**The task:**
Provide the data again in its entirety, exactly as given.

**Records supplied:**
===
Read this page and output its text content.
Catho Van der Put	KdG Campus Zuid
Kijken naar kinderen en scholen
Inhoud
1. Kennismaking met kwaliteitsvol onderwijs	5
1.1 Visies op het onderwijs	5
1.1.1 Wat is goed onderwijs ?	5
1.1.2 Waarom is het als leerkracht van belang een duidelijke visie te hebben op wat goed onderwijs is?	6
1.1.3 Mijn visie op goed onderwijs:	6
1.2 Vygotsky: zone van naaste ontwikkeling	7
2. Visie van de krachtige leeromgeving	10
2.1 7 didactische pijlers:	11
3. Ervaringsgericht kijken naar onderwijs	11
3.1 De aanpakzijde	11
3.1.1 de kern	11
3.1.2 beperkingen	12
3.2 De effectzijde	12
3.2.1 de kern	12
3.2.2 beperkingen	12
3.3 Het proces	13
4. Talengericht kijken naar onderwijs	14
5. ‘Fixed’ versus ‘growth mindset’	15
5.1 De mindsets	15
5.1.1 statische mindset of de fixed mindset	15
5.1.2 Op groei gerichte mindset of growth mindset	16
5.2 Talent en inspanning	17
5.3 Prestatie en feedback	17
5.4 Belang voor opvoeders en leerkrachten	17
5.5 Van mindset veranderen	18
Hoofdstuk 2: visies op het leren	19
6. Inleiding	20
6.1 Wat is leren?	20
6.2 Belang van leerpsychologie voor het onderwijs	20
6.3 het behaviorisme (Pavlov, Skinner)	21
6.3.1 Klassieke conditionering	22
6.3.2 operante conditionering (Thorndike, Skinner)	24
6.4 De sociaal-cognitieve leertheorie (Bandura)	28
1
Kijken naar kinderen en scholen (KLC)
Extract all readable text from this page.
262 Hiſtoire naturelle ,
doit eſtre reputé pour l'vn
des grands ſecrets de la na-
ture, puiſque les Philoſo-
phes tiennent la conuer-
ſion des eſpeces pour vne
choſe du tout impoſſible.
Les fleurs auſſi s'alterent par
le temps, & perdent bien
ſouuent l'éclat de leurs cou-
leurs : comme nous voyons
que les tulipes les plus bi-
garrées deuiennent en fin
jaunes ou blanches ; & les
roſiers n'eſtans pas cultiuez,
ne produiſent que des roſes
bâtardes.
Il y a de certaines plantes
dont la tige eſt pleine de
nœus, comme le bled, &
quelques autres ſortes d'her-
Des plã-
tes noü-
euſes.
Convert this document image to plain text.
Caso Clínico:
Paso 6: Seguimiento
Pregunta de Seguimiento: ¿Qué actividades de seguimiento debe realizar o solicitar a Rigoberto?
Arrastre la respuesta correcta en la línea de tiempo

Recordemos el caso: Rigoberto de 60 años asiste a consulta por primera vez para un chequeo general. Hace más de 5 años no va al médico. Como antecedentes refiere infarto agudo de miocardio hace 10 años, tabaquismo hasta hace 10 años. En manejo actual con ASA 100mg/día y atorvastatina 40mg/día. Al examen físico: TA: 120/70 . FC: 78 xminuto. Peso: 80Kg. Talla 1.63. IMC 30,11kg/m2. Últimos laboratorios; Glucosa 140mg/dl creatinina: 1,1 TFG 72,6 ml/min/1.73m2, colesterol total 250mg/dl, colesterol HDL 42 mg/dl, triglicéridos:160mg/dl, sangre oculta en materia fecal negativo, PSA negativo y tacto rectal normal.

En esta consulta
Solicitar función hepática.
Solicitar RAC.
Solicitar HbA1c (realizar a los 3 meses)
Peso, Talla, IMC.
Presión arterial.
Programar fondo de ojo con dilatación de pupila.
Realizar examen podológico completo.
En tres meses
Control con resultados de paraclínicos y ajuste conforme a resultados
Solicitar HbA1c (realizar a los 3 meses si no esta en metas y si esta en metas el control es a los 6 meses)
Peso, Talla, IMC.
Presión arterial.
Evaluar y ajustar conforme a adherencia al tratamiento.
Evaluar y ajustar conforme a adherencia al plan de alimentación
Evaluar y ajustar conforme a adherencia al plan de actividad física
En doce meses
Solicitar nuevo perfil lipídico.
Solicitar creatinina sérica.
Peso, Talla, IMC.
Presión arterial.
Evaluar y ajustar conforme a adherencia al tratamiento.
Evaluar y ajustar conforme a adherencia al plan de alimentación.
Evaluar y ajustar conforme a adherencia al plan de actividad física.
===
**Result:**
Read this page and output its text content.
Catho Van der Put	KdG Campus Zuid
Kijken naar kinderen en scholen
Inhoud
1. Kennismaking met kwaliteitsvol onderwijs	5
1.1 Visies op het onderwijs	5
1.1.1 Wat is goed onderwijs ?	5
1.1.2 Waarom is het als leerkracht van belang een duidelijke visie te hebben op wat goed onderwijs is?	6
1.1.3 Mijn visie op goed onderwijs:	6
1.2 Vygotsky: zone van naaste ontwikkeling	7
2. Visie van de krachtige leeromgeving	10
2.1 7 didactische pijlers:	11
3. Ervaringsgericht kijken naar onderwijs	11
3.1 De aanpakzijde	11
3.1.1 de kern	11
3.1.2 beperkingen	12
3.2 De effectzijde	12
3.2.1 de kern	12
3.2.2 beperkingen	12
3.3 Het proces	13
4. Talengericht kijken naar onderwijs	14
5. ‘Fixed’ versus ‘growth mindset’	15
5.1 De mindsets	15
5.1.1 statische mindset of de fixed mindset	15
5.1.2 Op groei gerichte mindset of growth mindset	16
5.2 Talent en inspanning	17
5.3 Prestatie en feedback	17
5.4 Belang voor opvoeders en leerkrachten	17
5.5 Van mindset veranderen	18
Hoofdstuk 2: visies op het leren	19
6. Inleiding	20
6.1 Wat is leren?	20
6.2 Belang van leerpsychologie voor het onderwijs	20
6.3 het behaviorisme (Pavlov, Skinner)	21
6.3.1 Klassieke conditionering	22
6.3.2 operante conditionering (Thorndike, Skinner)	24
6.4 De sociaal-cognitieve leertheorie (Bandura)	28
1
Kijken naar kinderen en scholen (KLC)
Extract all readable text from this page.
262 Hiſtoire naturelle ,
doit eſtre reputé pour l'vn
des grands ſecrets de la na-
ture, puiſque les Philoſo-
phes tiennent la conuer-
ſion des eſpeces pour vne
choſe du tout impoſſible.
Les fleurs auſſi s'alterent par
le temps, & perdent bien
ſouuent l'éclat de leurs cou-
leurs : comme nous voyons
que les tulipes les plus bi-
garrées deuiennent en fin
jaunes ou blanches ; & les
roſiers n'eſtans pas cultiuez,
ne produiſent que des roſes
bâtardes.
Il y a de certaines plantes
dont la tige eſt pleine de
nœus, comme le bled, &
quelques autres ſortes d'her-
Des plã-
tes noü-
euſes.
Convert this document image to plain text.
Caso Clínico:
Paso 6: Seguimiento
Pregunta de Seguimiento: ¿Qué actividades de seguimiento debe realizar o solicitar a Rigoberto?
Arrastre la respuesta correcta en la línea de tiempo

Recordemos el caso: Rigoberto de 60 años asiste a consulta por primera vez para un chequeo general. Hace más de 5 años no va al médico. Como antecedentes refiere infarto agudo de miocardio hace 10 años, tabaquismo hasta hace 10 años. En manejo actual con ASA 100mg/día y atorvastatina 40mg/día. Al examen físico: TA: 120/70 . FC: 78 xminuto. Peso: 80Kg. Talla 1.63. IMC 30,11kg/m2. Últimos laboratorios; Glucosa 140mg/dl creatinina: 1,1 TFG 72,6 ml/min/1.73m2, colesterol total 250mg/dl, colesterol HDL 42 mg/dl, triglicéridos:160mg/dl, sangre oculta en materia fecal negativo, PSA negativo y tacto rectal normal.

En esta consulta
Solicitar función hepática.
Solicitar RAC.
Solicitar HbA1c (realizar a los 3 meses)
Peso, Talla, IMC.
Presión arterial.
Programar fondo de ojo con dilatación de pupila.
Realizar examen podológico completo.
En tres meses
Control con resultados de paraclínicos y ajuste conforme a resultados
Solicitar HbA1c (realizar a los 3 meses si no esta en metas y si esta en metas el control es a los 6 meses)
Peso, Talla, IMC.
Presión arterial.
Evaluar y ajustar conforme a adherencia al tratamiento.
Evaluar y ajustar conforme a adherencia al plan de alimentación
Evaluar y ajustar conforme a adherencia al plan de actividad física
En doce meses
Solicitar nuevo perfil lipídico.
Solicitar creatinina sérica.
Peso, Talla, IMC.
Presión arterial.
Evaluar y ajustar conforme a adherencia al tratamiento.
Evaluar y ajustar conforme a adherencia al plan de alimentación.
Evaluar y ajustar conforme a adherencia al plan de actividad física.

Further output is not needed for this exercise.